[Problem to work on] Gather every line of the entries that includes the word "true".

(Source data)
((

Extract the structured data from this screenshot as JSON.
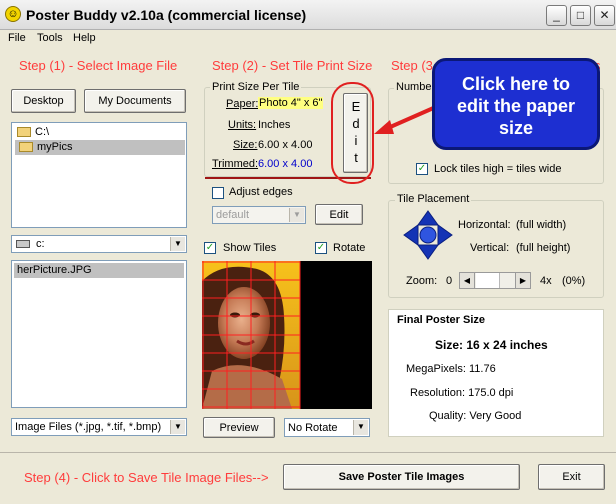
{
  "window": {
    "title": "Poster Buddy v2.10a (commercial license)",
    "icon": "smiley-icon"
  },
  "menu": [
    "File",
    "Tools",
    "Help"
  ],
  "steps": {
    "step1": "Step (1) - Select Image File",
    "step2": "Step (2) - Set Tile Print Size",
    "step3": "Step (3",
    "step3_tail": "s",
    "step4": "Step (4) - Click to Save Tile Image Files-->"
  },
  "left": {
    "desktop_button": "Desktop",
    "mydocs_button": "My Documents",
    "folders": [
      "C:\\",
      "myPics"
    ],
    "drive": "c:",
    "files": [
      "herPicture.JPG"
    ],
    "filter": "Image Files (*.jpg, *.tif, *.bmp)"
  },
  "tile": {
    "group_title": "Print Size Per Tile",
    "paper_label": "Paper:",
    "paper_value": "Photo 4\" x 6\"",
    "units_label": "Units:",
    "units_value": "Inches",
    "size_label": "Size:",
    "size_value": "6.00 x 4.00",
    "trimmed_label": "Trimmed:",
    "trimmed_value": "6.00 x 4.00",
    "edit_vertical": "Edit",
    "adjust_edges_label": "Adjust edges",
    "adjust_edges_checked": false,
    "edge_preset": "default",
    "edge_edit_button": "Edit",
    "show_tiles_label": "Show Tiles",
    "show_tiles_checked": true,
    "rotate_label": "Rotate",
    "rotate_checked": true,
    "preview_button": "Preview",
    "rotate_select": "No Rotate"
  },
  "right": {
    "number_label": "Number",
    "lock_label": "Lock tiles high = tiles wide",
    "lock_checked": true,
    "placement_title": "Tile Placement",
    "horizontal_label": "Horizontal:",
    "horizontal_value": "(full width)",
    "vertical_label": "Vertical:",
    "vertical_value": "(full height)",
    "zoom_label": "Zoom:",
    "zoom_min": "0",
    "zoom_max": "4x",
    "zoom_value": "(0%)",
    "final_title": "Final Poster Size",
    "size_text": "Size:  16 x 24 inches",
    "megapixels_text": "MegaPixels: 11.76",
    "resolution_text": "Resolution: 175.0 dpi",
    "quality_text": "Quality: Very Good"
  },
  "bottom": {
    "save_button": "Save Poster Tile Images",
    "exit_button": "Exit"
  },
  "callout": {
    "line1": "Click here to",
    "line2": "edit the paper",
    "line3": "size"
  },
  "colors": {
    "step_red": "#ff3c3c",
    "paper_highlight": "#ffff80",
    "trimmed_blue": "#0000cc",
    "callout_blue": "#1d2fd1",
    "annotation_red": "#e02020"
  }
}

))
((

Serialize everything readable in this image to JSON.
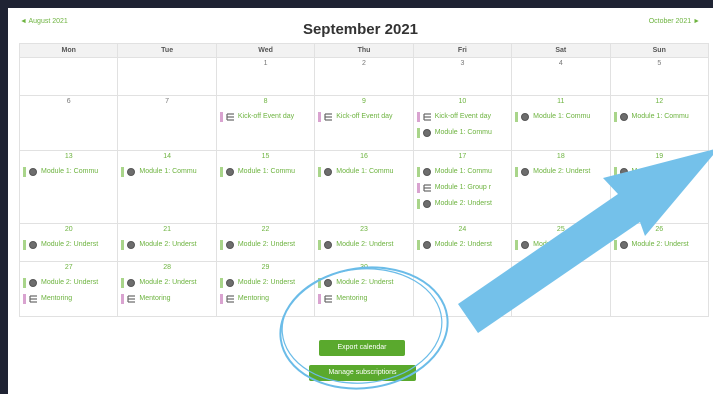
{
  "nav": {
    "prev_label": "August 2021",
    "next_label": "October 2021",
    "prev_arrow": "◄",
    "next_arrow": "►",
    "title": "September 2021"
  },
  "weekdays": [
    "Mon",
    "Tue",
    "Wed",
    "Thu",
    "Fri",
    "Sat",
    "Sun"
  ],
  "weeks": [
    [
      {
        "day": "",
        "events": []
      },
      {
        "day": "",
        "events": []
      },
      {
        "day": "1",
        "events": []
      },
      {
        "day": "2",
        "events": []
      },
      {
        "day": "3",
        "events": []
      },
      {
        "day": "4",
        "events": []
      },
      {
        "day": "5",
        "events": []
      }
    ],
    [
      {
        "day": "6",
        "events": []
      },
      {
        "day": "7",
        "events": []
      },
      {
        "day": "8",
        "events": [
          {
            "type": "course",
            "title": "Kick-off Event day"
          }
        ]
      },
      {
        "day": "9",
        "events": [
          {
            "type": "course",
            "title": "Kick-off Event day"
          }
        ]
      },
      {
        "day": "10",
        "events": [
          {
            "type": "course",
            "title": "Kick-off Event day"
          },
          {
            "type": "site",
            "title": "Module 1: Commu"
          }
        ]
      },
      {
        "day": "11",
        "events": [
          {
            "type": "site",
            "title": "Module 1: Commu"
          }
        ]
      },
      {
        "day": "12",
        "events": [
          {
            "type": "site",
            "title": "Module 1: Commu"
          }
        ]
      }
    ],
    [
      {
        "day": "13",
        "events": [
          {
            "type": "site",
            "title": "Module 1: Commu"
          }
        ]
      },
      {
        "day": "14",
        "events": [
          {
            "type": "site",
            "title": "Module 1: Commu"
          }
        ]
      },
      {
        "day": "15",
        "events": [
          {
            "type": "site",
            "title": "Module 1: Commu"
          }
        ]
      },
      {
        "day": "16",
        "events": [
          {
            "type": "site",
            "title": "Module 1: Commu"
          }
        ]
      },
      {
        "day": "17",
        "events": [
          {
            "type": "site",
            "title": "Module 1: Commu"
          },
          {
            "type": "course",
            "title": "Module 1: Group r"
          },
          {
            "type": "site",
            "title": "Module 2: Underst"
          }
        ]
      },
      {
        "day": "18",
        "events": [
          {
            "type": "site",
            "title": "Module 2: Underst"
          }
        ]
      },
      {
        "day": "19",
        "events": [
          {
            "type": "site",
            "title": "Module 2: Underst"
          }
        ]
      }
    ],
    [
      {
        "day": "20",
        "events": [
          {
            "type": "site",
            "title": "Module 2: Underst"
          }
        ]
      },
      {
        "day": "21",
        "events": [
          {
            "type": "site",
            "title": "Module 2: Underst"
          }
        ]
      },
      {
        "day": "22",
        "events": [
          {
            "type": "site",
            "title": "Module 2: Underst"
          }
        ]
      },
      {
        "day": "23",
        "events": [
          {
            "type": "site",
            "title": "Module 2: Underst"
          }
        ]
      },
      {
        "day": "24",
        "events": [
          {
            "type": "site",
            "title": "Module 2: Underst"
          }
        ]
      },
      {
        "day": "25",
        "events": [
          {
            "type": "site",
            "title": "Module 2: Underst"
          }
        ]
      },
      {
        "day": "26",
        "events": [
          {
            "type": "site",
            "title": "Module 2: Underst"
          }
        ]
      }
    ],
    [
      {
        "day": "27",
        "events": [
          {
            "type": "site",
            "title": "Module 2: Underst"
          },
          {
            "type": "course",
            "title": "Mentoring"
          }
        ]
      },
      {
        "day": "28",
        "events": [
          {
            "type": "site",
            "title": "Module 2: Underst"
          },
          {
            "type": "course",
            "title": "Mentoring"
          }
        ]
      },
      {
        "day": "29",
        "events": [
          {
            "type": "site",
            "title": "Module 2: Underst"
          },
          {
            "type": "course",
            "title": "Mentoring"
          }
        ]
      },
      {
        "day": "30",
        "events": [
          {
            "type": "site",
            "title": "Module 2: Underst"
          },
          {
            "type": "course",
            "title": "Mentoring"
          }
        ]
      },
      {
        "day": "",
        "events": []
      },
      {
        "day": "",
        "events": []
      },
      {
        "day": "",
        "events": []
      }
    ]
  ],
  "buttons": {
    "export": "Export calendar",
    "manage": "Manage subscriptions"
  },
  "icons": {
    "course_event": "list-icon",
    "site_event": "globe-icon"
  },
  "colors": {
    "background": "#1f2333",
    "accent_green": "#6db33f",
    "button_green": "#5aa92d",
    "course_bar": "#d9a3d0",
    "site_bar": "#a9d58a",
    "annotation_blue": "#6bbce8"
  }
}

))

[Result]
    "show_tiles_checked": true,
    "rotate_checked": true,
    "lock_checked": true,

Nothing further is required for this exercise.